Text passage →
☆ ☆ ☆

According to a paper by Rodriguez et al. (2022), the answer is ‘yes’. They use data from the 2017–18 National Survey of Healthcare Organizations and Systems (NSHOS), to determine if a physician practice has a “robust set of care management capabilities.” The specific capabilities that were used to determine whether the health system was robust included:
Ten practice capabilities were prioritized. Four technology and innovation capacity measures assessed practices’ adoption and implementation of care management programs for complex patients (six items), use of evidence-based guidelines for specific clinical areas (eight items), EHR decision support functions (eight items), and use of disease registries for seven conditions (eight items). Three management and culture capacity measures assessed learning and team culture (nine items), capacity for innovation (six items), and depression care management (six items) because effective depression care requires high practice orientation to learning and teamwork.15 Three composite measures of the patient-centered care focus of each practice location assessed patient engagement activities (twenty items), organizational processes for patient responsiveness (five items), and patient-reported outcomes (ten items).
Capabilities were then rescaled to range between 0 and 1.
To measure how these capabilities impacted Medicare spending, the authors linked the NSHOS responses with 2017 Medicare beneficiary fee-for-service claims data based on physicians’ Taxpayer Identification Numbers (TIN). The authors also examine a variety of quality measures such as screening (mammograms, A1c levels for diabetics, LDL screening), utilization (30-day rehospitalization, hospitalization for ambulatory sensitive conditions, and unnecessary emergency department visit), and cost.

☆ ☆ ☆

Problem 1 →
Answer these from the passage on care management capabilities:
(a) Which survey supplied the data the authors used?
(b) How many items made up the patient engagement activities measure?
(c) On what basis were the survey responses linked to the Medicare claims data?
Problem 2 → Please explain, in one to three sentences, why the passage on care management capabilities groups depression care management with the management and culture capacity measures.
Problem 3 → Carry on writing the passage on care management capabilities from its final sentence.

Raw data →
☆ ☆ ☆

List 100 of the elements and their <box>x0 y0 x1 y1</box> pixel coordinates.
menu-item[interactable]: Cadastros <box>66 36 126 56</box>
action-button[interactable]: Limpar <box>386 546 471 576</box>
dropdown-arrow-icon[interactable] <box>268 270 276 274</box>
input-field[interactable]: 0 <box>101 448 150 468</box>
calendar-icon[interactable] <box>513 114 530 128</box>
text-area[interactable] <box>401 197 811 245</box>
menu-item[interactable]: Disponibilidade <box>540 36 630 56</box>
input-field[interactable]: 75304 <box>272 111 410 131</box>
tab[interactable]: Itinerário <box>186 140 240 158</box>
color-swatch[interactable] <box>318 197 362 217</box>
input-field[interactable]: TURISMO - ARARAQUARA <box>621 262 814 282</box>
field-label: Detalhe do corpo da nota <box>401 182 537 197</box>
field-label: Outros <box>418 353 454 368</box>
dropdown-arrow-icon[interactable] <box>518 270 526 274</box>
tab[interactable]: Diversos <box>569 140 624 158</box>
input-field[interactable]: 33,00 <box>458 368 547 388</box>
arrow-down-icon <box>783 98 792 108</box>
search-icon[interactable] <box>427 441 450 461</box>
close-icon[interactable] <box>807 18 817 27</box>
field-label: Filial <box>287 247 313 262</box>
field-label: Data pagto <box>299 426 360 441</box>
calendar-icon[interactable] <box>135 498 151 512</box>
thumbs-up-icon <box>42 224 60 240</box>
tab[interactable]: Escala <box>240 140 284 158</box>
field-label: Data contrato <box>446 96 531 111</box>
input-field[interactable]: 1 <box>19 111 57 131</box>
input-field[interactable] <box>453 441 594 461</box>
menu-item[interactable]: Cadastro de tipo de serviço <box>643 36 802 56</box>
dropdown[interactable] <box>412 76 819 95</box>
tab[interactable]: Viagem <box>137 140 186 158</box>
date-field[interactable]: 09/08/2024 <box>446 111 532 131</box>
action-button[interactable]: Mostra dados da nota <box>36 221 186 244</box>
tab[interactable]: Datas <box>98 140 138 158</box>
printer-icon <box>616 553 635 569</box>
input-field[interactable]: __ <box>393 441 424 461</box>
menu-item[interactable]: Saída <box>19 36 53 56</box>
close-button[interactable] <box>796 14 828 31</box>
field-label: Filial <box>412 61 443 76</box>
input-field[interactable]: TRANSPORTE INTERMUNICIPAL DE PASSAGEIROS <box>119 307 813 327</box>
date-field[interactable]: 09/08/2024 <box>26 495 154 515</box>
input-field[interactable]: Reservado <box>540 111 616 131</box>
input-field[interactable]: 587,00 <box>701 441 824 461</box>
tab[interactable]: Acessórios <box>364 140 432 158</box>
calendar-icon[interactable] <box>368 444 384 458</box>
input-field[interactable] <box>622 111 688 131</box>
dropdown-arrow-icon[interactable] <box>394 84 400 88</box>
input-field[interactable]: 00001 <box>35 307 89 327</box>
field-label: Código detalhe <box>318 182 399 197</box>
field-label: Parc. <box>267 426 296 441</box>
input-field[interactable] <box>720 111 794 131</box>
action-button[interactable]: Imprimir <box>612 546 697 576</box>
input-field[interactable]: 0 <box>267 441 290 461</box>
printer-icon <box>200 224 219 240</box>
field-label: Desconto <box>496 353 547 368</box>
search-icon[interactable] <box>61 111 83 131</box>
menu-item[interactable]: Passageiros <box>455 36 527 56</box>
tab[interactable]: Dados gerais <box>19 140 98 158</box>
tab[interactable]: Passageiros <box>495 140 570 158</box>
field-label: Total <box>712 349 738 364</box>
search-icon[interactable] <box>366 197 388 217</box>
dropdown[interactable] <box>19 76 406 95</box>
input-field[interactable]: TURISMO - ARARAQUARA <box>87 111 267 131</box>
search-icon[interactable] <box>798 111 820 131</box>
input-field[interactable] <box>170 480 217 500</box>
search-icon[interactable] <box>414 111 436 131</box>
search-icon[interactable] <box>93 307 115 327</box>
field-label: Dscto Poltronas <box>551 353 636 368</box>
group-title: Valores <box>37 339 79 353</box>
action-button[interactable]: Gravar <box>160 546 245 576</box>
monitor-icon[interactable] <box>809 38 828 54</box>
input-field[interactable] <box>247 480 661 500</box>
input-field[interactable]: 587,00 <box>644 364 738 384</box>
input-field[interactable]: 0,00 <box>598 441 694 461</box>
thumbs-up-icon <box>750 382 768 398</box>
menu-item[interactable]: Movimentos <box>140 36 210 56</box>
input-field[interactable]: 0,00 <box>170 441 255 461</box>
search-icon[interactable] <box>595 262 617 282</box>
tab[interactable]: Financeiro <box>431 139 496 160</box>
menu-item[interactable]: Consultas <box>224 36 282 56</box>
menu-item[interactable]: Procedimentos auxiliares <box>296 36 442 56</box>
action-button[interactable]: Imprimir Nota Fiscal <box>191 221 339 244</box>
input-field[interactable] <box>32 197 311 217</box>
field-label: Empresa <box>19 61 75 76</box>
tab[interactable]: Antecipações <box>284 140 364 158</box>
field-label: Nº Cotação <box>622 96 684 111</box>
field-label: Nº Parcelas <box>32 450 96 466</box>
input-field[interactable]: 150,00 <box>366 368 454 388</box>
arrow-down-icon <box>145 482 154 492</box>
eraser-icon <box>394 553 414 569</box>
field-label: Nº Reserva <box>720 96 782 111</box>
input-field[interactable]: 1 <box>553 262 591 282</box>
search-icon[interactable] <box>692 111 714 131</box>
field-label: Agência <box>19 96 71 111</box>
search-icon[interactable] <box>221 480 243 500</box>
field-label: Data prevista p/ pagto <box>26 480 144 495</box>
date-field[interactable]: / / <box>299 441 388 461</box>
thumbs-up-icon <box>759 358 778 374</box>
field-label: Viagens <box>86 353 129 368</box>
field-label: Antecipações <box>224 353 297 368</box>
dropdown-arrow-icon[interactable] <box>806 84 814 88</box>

☆ ☆ ☆

Exercise result 1 →
(a) The 2017–18 National Survey of Healthcare Organizations and Systems (NSHOS).
(b) Twenty items.
(c) Physicians' Taxpayer Identification Numbers (TIN).

Exercise result 2 → Depression care management is counted as a management and culture capacity measure because effective depression care requires a practice with a strong orientation to learning and teamwork.

Exercise result 3 →
Based on this approach, the authors found that:
…physician practice locations with robust capabilities spend less on Medicare fee-for-service beneficiaries but deliver quality of care that is comparable to the quality delivered in locations with low or mixed capabilities. The savings were concentrated in outpatient spending, which has important policy implications because value-based payment reforms have largely focused on preventing emergency department and hospitalization use as a primary way to reduce total spending.
How much cost savings can these “robust” physician practices deliver? ?
Based on the dollar-denominated savings estimates for the total spending model, which is per beneficiary savings of $615 for robust compared to mixed and $505 for robust compared to limited, if all thirty-eight million Medicare fee-for-service beneficiaries in 2017 were attributed to robust practices, approximately $14.9 billion could be saved annually.
Note: Unnecessary ED visit comes from the New York University Emergency Department Algorithm (Gandhi 2014).